Reproduce the full listing that appears beneath this instruction exactly.

Recorded data:
===

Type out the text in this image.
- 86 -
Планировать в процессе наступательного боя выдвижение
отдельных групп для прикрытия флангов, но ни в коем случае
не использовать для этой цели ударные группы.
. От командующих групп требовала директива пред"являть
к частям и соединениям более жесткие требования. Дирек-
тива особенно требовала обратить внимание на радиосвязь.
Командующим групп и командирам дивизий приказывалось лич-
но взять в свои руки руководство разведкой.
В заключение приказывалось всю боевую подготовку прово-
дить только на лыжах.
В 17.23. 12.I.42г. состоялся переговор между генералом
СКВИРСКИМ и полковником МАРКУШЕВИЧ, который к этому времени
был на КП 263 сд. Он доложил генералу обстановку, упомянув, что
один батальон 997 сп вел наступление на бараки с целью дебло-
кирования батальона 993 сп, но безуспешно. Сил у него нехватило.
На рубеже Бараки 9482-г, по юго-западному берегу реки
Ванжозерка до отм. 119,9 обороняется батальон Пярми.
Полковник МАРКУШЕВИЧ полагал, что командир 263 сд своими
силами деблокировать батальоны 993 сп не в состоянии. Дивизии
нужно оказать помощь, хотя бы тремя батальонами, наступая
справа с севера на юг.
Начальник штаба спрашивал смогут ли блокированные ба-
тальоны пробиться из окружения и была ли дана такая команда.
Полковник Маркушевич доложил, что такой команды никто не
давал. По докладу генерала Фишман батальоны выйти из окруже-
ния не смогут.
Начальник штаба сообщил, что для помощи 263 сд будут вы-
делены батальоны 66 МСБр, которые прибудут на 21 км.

===

Answer for this exercise:
Type out the text in this image.
- 86 -
Планировать в процессе наступательного боя выдвижение
отдельных групп для прикрытия флангов, но ни в коем случае
не использовать для этой цели ударные группы.
. От командующих групп требовала директива пред"являть
к частям и соединениям более жесткие требования. Дирек-
тива особенно требовала обратить внимание на радиосвязь.
Командующим групп и командирам дивизий приказывалось лич-
но взять в свои руки руководство разведкой.
В заключение приказывалось всю боевую подготовку прово-
дить только на лыжах.
В 17.23. 12.I.42г. состоялся переговор между генералом
СКВИРСКИМ и полковником МАРКУШЕВИЧ, который к этому времени
был на КП 263 сд. Он доложил генералу обстановку, упомянув, что
один батальон 997 сп вел наступление на бараки с целью дебло-
кирования батальона 993 сп, но безуспешно. Сил у него нехватило.
На рубеже Бараки 9482-г, по юго-западному берегу реки
Ванжозерка до отм. 119,9 обороняется батальон Пярми.
Полковник МАРКУШЕВИЧ полагал, что командир 263 сд своими
силами деблокировать батальоны 993 сп не в состоянии. Дивизии
нужно оказать помощь, хотя бы тремя батальонами, наступая
справа с севера на юг.
Начальник штаба спрашивал смогут ли блокированные ба-
тальоны пробиться из окружения и была ли дана такая команда.
Полковник Маркушевич доложил, что такой команды никто не
давал. По докладу генерала Фишман батальоны выйти из окруже-
ния не смогут.
Начальник штаба сообщил, что для помощи 263 сд будут вы-
делены батальоны 66 МСБр, которые прибудут на 21 км.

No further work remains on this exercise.